Count how many lines include "content" and answer with that number only.

[Entries from a visual dataset]
◆ ◆ ◆ ◆

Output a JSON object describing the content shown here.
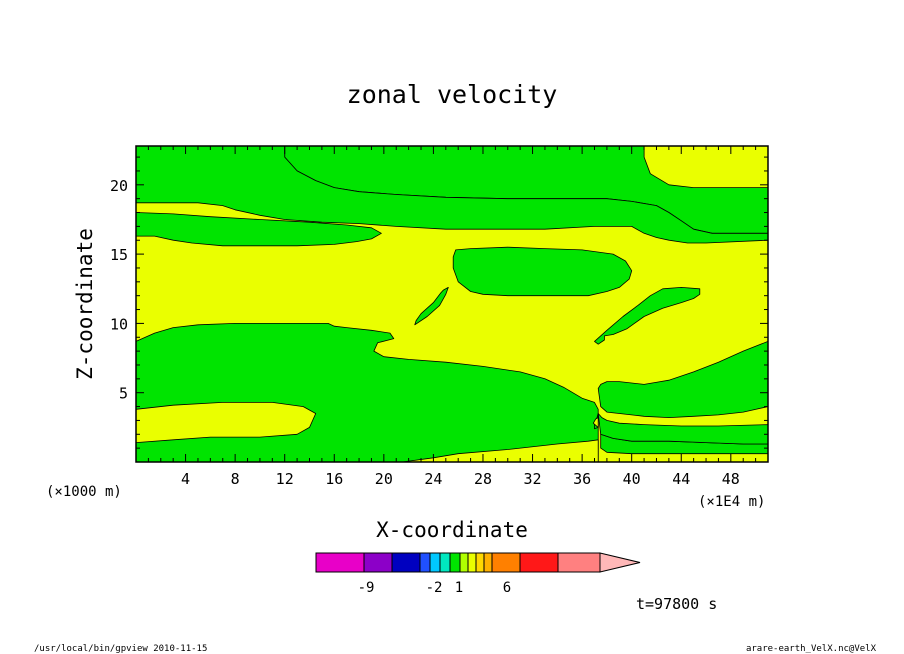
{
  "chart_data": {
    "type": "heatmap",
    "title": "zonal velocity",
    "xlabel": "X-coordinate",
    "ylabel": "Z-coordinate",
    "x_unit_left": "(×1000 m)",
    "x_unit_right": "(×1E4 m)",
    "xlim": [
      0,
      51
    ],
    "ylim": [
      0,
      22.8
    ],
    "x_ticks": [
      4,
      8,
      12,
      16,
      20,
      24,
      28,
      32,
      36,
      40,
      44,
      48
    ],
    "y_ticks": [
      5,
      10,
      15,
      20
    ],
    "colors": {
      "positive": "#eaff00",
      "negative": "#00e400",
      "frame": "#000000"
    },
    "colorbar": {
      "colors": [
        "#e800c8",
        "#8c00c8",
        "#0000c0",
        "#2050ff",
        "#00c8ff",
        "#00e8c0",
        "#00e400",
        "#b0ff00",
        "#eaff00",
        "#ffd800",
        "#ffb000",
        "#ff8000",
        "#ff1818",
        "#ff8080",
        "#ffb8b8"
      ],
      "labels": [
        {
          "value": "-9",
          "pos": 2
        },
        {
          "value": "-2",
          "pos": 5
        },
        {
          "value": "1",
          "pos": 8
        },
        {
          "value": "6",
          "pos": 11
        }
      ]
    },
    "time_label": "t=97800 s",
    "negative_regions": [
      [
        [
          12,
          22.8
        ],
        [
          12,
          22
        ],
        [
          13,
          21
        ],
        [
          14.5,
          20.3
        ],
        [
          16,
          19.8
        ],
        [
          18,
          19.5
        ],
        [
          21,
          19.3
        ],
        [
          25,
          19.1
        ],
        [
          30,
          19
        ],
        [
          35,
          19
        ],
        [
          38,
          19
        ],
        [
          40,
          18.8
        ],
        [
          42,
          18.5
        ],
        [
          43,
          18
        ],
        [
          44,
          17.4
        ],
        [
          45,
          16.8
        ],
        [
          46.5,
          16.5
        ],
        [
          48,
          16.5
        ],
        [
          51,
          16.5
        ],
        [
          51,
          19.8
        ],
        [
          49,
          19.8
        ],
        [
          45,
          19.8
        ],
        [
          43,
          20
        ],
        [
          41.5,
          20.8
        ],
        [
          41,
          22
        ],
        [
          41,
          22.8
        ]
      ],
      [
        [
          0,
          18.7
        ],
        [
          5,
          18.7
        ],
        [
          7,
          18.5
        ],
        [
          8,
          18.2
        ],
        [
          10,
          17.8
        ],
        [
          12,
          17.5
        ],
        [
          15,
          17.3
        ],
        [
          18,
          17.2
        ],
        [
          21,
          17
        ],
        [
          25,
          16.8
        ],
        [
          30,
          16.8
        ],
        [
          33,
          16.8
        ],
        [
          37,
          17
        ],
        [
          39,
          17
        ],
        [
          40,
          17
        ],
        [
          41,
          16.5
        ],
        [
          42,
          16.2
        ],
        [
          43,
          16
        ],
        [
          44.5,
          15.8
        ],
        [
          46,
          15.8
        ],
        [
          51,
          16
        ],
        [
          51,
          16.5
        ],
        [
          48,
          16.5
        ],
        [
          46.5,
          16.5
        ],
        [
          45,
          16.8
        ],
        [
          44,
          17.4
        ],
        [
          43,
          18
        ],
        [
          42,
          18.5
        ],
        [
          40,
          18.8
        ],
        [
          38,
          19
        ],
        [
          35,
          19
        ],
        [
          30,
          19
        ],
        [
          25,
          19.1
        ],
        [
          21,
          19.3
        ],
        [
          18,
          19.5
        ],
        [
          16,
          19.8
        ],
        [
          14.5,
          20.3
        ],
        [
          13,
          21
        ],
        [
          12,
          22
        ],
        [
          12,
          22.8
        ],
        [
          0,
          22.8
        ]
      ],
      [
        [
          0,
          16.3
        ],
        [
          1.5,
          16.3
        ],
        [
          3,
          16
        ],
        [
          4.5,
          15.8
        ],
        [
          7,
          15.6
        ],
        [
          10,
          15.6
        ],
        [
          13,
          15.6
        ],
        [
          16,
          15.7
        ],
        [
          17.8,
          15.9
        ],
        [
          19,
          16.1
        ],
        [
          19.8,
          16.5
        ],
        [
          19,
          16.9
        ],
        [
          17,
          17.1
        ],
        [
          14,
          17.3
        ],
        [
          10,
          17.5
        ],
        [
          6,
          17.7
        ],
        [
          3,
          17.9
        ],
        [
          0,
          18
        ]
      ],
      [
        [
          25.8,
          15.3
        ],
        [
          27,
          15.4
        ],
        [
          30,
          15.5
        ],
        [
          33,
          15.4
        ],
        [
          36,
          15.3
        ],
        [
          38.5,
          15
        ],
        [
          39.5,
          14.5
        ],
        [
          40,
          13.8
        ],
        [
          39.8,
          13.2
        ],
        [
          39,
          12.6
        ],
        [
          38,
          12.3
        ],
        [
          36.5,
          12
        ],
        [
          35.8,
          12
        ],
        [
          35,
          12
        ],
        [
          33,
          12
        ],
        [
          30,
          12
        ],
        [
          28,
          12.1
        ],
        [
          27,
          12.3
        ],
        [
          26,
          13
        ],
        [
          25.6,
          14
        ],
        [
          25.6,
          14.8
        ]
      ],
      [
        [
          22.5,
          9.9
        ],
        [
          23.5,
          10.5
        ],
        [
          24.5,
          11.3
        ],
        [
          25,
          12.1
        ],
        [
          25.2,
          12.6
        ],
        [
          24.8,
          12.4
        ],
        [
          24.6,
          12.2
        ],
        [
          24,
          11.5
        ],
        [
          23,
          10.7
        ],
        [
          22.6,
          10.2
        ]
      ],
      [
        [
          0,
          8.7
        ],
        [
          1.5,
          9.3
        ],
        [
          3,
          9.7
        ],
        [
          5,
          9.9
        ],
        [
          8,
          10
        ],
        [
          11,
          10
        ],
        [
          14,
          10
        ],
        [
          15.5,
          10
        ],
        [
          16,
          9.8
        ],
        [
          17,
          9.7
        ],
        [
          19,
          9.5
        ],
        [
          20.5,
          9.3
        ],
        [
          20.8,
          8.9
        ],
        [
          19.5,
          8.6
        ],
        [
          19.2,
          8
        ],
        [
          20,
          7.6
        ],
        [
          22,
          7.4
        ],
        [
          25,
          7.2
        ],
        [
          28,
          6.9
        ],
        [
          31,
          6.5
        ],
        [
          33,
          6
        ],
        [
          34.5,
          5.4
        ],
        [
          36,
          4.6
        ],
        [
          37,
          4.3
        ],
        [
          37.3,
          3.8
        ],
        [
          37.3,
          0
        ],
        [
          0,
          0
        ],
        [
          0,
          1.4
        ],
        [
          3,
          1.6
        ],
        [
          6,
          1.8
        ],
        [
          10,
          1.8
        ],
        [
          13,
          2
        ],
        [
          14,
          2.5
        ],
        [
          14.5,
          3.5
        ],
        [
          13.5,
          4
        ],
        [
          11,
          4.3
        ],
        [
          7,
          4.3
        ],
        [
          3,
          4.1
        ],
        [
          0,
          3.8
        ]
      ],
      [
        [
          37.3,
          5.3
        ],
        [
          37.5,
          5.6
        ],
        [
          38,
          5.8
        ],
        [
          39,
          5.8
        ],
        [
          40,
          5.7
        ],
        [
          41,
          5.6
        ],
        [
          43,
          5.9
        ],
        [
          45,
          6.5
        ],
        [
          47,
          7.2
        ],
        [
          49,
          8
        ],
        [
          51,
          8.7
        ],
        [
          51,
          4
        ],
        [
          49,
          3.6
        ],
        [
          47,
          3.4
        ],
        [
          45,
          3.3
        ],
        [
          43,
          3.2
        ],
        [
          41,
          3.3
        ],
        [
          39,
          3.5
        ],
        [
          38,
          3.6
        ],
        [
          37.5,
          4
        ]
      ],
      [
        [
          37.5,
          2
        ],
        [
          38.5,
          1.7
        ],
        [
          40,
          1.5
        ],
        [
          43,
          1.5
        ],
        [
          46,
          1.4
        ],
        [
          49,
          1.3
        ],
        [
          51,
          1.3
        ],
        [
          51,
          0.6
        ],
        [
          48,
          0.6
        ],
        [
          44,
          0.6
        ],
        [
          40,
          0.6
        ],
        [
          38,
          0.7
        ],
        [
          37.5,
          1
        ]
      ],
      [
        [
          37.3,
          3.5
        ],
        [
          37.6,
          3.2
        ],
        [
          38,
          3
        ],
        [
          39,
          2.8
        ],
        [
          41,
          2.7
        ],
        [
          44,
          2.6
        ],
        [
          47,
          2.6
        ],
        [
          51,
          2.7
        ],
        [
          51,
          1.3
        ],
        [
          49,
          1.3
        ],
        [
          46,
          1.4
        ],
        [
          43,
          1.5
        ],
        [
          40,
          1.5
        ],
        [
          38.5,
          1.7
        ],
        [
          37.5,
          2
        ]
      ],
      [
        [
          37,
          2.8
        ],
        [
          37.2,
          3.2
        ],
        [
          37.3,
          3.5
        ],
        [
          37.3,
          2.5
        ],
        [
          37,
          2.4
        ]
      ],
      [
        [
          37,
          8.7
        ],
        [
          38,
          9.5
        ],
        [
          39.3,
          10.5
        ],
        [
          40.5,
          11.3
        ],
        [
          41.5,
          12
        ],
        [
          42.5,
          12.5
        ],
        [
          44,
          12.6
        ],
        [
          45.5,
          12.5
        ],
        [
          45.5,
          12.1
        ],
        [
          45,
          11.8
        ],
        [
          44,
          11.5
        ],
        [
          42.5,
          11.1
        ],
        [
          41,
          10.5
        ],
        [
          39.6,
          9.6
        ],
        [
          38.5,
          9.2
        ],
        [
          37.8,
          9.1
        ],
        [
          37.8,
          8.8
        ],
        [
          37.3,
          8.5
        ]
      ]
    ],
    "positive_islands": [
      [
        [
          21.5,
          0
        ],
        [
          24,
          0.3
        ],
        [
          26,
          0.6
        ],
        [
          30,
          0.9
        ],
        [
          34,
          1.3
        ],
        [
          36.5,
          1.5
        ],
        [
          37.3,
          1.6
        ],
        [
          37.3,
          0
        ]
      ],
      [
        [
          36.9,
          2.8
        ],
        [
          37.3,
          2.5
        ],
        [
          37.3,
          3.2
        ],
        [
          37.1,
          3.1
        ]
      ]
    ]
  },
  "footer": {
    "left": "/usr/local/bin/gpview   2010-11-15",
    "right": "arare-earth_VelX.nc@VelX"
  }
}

◆ ◆ ◆ ◆

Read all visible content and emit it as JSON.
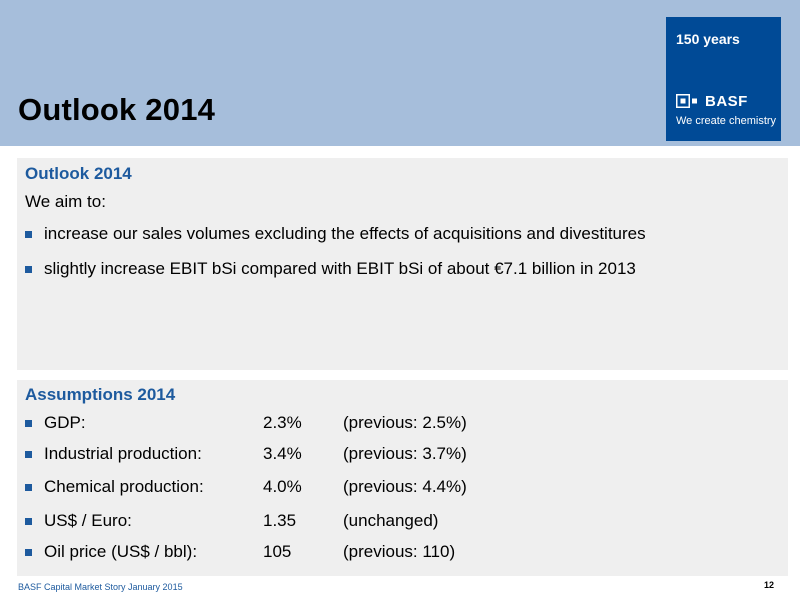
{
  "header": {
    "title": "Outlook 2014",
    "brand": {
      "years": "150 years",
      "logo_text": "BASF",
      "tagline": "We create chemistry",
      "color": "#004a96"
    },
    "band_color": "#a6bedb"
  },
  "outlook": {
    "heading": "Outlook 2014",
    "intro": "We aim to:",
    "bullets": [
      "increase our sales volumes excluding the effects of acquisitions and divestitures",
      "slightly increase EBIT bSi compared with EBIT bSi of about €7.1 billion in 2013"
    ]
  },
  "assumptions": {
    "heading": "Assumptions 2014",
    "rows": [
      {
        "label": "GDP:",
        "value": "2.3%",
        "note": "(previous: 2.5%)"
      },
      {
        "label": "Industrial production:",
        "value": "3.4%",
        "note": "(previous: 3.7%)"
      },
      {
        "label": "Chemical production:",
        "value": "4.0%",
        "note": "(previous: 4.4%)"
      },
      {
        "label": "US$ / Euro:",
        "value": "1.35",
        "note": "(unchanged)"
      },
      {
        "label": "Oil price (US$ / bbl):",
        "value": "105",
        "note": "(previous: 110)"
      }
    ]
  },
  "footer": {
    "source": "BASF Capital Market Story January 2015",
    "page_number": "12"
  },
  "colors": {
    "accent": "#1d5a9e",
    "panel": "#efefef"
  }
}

◆ ◆ ◆ ◆

▶ _Correct output_
2